TrainingArguments Explained

  • output_dir: Specifies the directory where the model's predictions and checkpoints will be stored. This is essential for both persisting the trained model for future use and for recovery purposes in case the training is interrupted.
  • num_train_epochs: Defines the total number of times the training dataset will be passed through the model. More epochs can lead to better learning but might cause overfitting if not coupled with appropriate regularization techniques.
  • per_device_train_batch_size and per_device_eval_batch_size: Set the number of examples to process at a time for training and evaluation, respectively. This is critical for optimizing memory usage and computational efficiency on the hardware being used.
  • warmup_steps: The number of initial steps during which the learning rate is linearly increased to its maximum value. Warmup helps mitigate the risk of model divergence early in training by gradually ramping up the learning rate.
  • weight_decay: Implements L2 regularization by adding a penalty equal to the square of the magnitude of weights multiplied by this factor. It helps prevent the model from fitting the noise in the training data too closely.
  • logging_dir and logging_steps: Control the logging of training progress. Logs are written to the specified directory at intervals defined by logging_steps. This is useful for monitoring the training process and for debugging.
  • evaluation_strategy, eval_steps: Define how frequently the model is evaluated on the evaluation dataset. Regular evaluation helps track the model's performance on unseen data and can guide decisions regarding early stopping to avoid overfitting.
  • save_strategy and save_steps: Dictate how often the model's state is saved to a checkpoint, which is crucial for long training processes, as it allows for training to be resumed from the last checkpoint in case of an interruption.

Saving the model

For future use, you can save your model and the tokenizer.


trainer.save_model('/content/model')
tokenizer.save_pretrained('/content/tokenizer')

Loading the model is equally simple.


from transformers import RobertaForSequenceClassification, RobertaTokenizer

model = RobertaForSequenceClassification.from_pretrained('/content/model')
tokenizer = RobertaTokenizer.from_pretrained('/content/tokenizer')

Results

After waiting for almost two hours, we can evaluate our model.


trainer.evaluate()

# Output:
{'eval_loss': 0.48935237526893616,
 'eval_accuracy': 0.875,
 'eval_f1': 0.8695652173913043,
 'eval_precision': 0.9090909090909091,
 'eval_recall': 0.8333333333333334,
 'eval_runtime': 67.8835,
 'eval_samples_per_second': 0.707,
 'eval_steps_per_second': 0.088,
 'epoch': 9.0}

Our training data gave us the following accuracy matrix:

Figure 2: Accuracy matrix.

Closing thoughts

In this project, our objective was to develop a predictive model using a limited dataset of only 108 training points and 48 testing points. We found that RoBERTa's broad understanding of language significantly aided performance despite the small dataset size. However, caution must be exercised when interpreting the test results; evaluating accuracy with merely 48 samples does not provide a robust statistical basis. Ideally, cross-validation should be used to confirm the model's effectiveness in a real-world scenario, but fine-tuning a large language model (LLM) like RoBERTa across multiple data partitions is time-intensive. Given our constraints, conducting this process across 50 different partitions was impractical.

I believe that there is immense potential in the field of dementia detection using LLMs. I can imagine a future where you simply download an app that will then ask you a series of questions, and based on that recommends you to take action. For this future to become reality we need more data.

◆ WHAT TO PRODUCE: According to the RoBERTa fine-tuning excerpt, how many training points and how many testing points did the project's dataset contain? The items that come after the RoBERTa fine-tuning excerpt are drawn from a separate source.

◆ DATA PROVIDED:

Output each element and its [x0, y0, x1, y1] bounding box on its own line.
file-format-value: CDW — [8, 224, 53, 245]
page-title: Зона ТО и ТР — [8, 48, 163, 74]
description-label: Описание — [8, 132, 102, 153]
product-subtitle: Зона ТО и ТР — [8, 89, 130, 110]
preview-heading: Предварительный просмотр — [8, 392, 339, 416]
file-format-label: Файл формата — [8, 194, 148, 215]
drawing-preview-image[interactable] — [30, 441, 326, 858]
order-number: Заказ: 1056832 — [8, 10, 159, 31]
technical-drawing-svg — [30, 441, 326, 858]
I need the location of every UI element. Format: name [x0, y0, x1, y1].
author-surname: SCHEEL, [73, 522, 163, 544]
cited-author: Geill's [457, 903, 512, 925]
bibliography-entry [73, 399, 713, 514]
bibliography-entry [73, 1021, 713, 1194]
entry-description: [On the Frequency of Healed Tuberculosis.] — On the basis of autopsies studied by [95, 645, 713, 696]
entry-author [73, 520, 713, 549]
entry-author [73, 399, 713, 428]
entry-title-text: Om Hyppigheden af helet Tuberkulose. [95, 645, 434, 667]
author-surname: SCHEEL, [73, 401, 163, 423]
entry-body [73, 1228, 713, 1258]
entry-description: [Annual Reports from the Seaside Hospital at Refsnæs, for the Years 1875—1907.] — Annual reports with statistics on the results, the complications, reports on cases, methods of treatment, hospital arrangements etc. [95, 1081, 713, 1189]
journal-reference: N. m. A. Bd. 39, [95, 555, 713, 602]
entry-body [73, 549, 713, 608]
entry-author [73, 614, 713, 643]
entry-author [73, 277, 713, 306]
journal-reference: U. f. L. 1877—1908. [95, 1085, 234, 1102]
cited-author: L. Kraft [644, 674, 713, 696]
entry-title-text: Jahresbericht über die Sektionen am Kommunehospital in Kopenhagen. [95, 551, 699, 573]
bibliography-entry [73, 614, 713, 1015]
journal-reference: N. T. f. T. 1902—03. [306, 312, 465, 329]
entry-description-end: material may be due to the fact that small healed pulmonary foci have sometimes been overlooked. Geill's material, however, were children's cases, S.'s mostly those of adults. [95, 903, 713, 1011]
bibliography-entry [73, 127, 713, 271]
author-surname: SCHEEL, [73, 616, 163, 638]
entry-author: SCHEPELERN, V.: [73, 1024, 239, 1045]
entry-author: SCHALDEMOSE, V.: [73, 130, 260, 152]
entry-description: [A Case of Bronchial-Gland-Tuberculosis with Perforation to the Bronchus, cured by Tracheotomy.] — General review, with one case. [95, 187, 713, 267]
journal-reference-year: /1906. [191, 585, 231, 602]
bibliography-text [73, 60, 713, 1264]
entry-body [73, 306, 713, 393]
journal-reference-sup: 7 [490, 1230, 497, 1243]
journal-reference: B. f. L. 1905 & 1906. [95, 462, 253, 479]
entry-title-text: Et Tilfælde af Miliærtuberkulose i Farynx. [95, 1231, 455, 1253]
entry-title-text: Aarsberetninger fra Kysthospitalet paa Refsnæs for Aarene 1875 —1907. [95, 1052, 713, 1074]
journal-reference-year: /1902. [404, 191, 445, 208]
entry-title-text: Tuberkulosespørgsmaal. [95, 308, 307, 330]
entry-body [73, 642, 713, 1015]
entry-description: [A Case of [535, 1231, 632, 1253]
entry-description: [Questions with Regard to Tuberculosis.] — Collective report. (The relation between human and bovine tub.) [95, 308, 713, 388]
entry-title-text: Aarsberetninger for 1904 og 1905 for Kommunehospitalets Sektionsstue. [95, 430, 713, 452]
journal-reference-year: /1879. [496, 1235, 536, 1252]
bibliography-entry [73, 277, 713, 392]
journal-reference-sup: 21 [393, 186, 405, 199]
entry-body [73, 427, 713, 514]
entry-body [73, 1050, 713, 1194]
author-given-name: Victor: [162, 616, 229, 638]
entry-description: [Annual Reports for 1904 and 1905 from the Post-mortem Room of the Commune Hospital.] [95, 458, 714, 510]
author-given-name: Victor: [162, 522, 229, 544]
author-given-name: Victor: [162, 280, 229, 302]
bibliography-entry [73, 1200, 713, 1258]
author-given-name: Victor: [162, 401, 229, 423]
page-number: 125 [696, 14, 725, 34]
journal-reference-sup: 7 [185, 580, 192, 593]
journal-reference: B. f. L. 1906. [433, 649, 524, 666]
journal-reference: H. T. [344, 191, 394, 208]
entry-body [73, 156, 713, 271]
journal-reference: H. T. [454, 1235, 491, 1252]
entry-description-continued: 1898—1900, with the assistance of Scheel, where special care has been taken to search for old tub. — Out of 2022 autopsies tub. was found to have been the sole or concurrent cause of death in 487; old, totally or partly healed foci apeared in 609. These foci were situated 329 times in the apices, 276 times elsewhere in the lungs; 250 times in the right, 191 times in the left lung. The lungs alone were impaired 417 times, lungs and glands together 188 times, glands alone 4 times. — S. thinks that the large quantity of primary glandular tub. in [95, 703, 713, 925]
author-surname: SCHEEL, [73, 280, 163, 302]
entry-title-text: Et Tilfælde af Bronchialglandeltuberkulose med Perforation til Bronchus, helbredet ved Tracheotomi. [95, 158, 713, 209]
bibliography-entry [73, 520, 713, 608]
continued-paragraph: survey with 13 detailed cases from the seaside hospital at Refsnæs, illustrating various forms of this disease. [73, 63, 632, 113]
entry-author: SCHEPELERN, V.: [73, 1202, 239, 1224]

◆ THE ANSWER: The dataset contained 108 training points and 48 testing points.